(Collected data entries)
'''
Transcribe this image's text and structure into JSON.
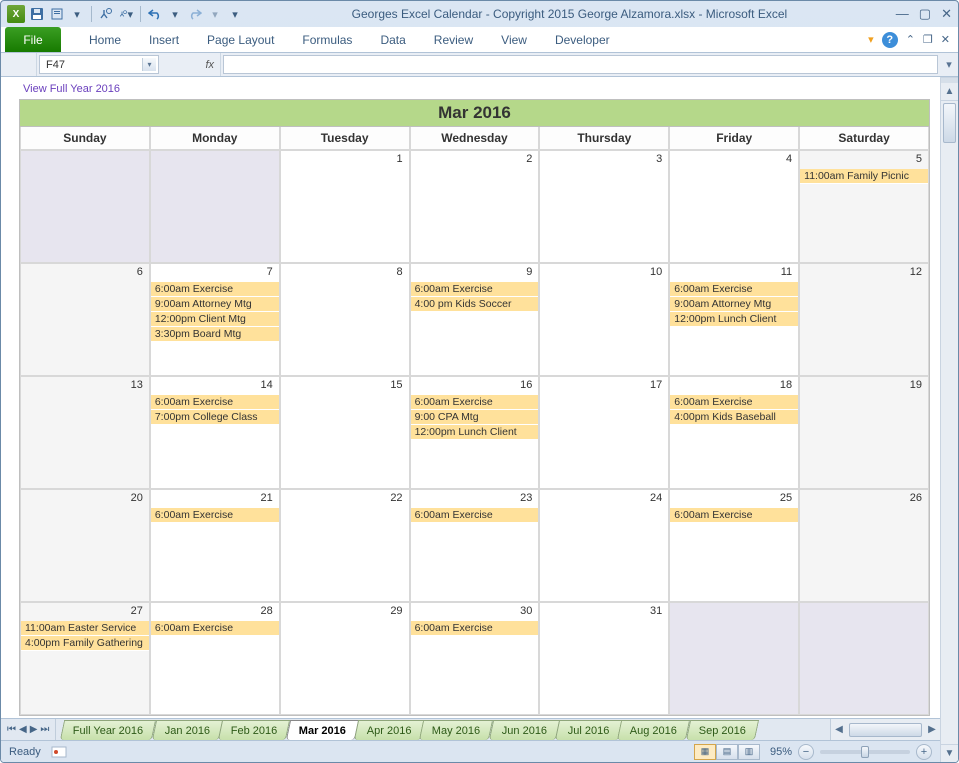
{
  "title": "Georges Excel Calendar - Copyright 2015 George Alzamora.xlsx  -  Microsoft Excel",
  "ribbon": {
    "file": "File",
    "tabs": [
      "Home",
      "Insert",
      "Page Layout",
      "Formulas",
      "Data",
      "Review",
      "View",
      "Developer"
    ]
  },
  "namebox": "F47",
  "fx_label": "fx",
  "viewlink": "View Full Year 2016",
  "calendar": {
    "title": "Mar 2016",
    "dayheads": [
      "Sunday",
      "Monday",
      "Tuesday",
      "Wednesday",
      "Thursday",
      "Friday",
      "Saturday"
    ],
    "cells": [
      {
        "off": true
      },
      {
        "off": true
      },
      {
        "num": "1"
      },
      {
        "num": "2"
      },
      {
        "num": "3"
      },
      {
        "num": "4"
      },
      {
        "num": "5",
        "wknd": true,
        "events": [
          "11:00am Family Picnic"
        ]
      },
      {
        "num": "6",
        "wknd": true
      },
      {
        "num": "7",
        "events": [
          "6:00am Exercise",
          "9:00am Attorney Mtg",
          "12:00pm Client Mtg",
          "3:30pm Board Mtg"
        ]
      },
      {
        "num": "8"
      },
      {
        "num": "9",
        "events": [
          "6:00am Exercise",
          "4:00 pm Kids Soccer"
        ]
      },
      {
        "num": "10"
      },
      {
        "num": "11",
        "events": [
          "6:00am Exercise",
          "9:00am Attorney Mtg",
          "12:00pm Lunch Client"
        ]
      },
      {
        "num": "12",
        "wknd": true
      },
      {
        "num": "13",
        "wknd": true
      },
      {
        "num": "14",
        "events": [
          "6:00am Exercise",
          "7:00pm College Class"
        ]
      },
      {
        "num": "15"
      },
      {
        "num": "16",
        "events": [
          "6:00am Exercise",
          "9:00 CPA Mtg",
          "12:00pm Lunch Client"
        ]
      },
      {
        "num": "17"
      },
      {
        "num": "18",
        "events": [
          "6:00am Exercise",
          "4:00pm Kids Baseball"
        ]
      },
      {
        "num": "19",
        "wknd": true
      },
      {
        "num": "20",
        "wknd": true
      },
      {
        "num": "21",
        "events": [
          "6:00am Exercise"
        ]
      },
      {
        "num": "22"
      },
      {
        "num": "23",
        "events": [
          "6:00am Exercise"
        ]
      },
      {
        "num": "24"
      },
      {
        "num": "25",
        "events": [
          "6:00am Exercise"
        ]
      },
      {
        "num": "26",
        "wknd": true
      },
      {
        "num": "27",
        "wknd": true,
        "events": [
          "11:00am Easter Service",
          "4:00pm Family Gathering"
        ]
      },
      {
        "num": "28",
        "events": [
          "6:00am Exercise"
        ]
      },
      {
        "num": "29"
      },
      {
        "num": "30",
        "events": [
          "6:00am Exercise"
        ]
      },
      {
        "num": "31"
      },
      {
        "off": true
      },
      {
        "off": true
      }
    ]
  },
  "sheet_tabs": {
    "scroll_last_visible": "Sep 2016",
    "list": [
      {
        "label": "Full Year 2016"
      },
      {
        "label": "Jan 2016"
      },
      {
        "label": "Feb 2016"
      },
      {
        "label": "Mar 2016",
        "active": true
      },
      {
        "label": "Apr 2016"
      },
      {
        "label": "May 2016"
      },
      {
        "label": "Jun 2016"
      },
      {
        "label": "Jul 2016"
      },
      {
        "label": "Aug 2016"
      },
      {
        "label": "Sep 2016"
      }
    ]
  },
  "status": {
    "ready": "Ready",
    "zoom": "95%"
  }
}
'''
Exercise instructions
Leave the pictures out and copy the rest of the data exactly.

Solution below
Transcribe this image's text and structure into JSON.
{
  "title": "Georges Excel Calendar - Copyright 2015 George Alzamora.xlsx  -  Microsoft Excel",
  "ribbon": {
    "file": "File",
    "tabs": [
      "Home",
      "Insert",
      "Page Layout",
      "Formulas",
      "Data",
      "Review",
      "View",
      "Developer"
    ]
  },
  "namebox": "F47",
  "fx_label": "fx",
  "viewlink": "View Full Year 2016",
  "calendar": {
    "title": "Mar 2016",
    "dayheads": [
      "Sunday",
      "Monday",
      "Tuesday",
      "Wednesday",
      "Thursday",
      "Friday",
      "Saturday"
    ],
    "cells": [
      {
        "off": true
      },
      {
        "off": true
      },
      {
        "num": "1"
      },
      {
        "num": "2"
      },
      {
        "num": "3"
      },
      {
        "num": "4"
      },
      {
        "num": "5",
        "wknd": true,
        "events": [
          "11:00am Family Picnic"
        ]
      },
      {
        "num": "6",
        "wknd": true
      },
      {
        "num": "7",
        "events": [
          "6:00am Exercise",
          "9:00am Attorney Mtg",
          "12:00pm Client Mtg",
          "3:30pm Board Mtg"
        ]
      },
      {
        "num": "8"
      },
      {
        "num": "9",
        "events": [
          "6:00am Exercise",
          "4:00 pm Kids Soccer"
        ]
      },
      {
        "num": "10"
      },
      {
        "num": "11",
        "events": [
          "6:00am Exercise",
          "9:00am Attorney Mtg",
          "12:00pm Lunch Client"
        ]
      },
      {
        "num": "12",
        "wknd": true
      },
      {
        "num": "13",
        "wknd": true
      },
      {
        "num": "14",
        "events": [
          "6:00am Exercise",
          "7:00pm College Class"
        ]
      },
      {
        "num": "15"
      },
      {
        "num": "16",
        "events": [
          "6:00am Exercise",
          "9:00 CPA Mtg",
          "12:00pm Lunch Client"
        ]
      },
      {
        "num": "17"
      },
      {
        "num": "18",
        "events": [
          "6:00am Exercise",
          "4:00pm Kids Baseball"
        ]
      },
      {
        "num": "19",
        "wknd": true
      },
      {
        "num": "20",
        "wknd": true
      },
      {
        "num": "21",
        "events": [
          "6:00am Exercise"
        ]
      },
      {
        "num": "22"
      },
      {
        "num": "23",
        "events": [
          "6:00am Exercise"
        ]
      },
      {
        "num": "24"
      },
      {
        "num": "25",
        "events": [
          "6:00am Exercise"
        ]
      },
      {
        "num": "26",
        "wknd": true
      },
      {
        "num": "27",
        "wknd": true,
        "events": [
          "11:00am Easter Service",
          "4:00pm Family Gathering"
        ]
      },
      {
        "num": "28",
        "events": [
          "6:00am Exercise"
        ]
      },
      {
        "num": "29"
      },
      {
        "num": "30",
        "events": [
          "6:00am Exercise"
        ]
      },
      {
        "num": "31"
      },
      {
        "off": true
      },
      {
        "off": true
      }
    ]
  },
  "sheet_tabs": {
    "scroll_last_visible": "Sep 2016",
    "list": [
      {
        "label": "Full Year 2016"
      },
      {
        "label": "Jan 2016"
      },
      {
        "label": "Feb 2016"
      },
      {
        "label": "Mar 2016",
        "active": true
      },
      {
        "label": "Apr 2016"
      },
      {
        "label": "May 2016"
      },
      {
        "label": "Jun 2016"
      },
      {
        "label": "Jul 2016"
      },
      {
        "label": "Aug 2016"
      },
      {
        "label": "Sep 2016"
      }
    ]
  },
  "status": {
    "ready": "Ready",
    "zoom": "95%"
  }
}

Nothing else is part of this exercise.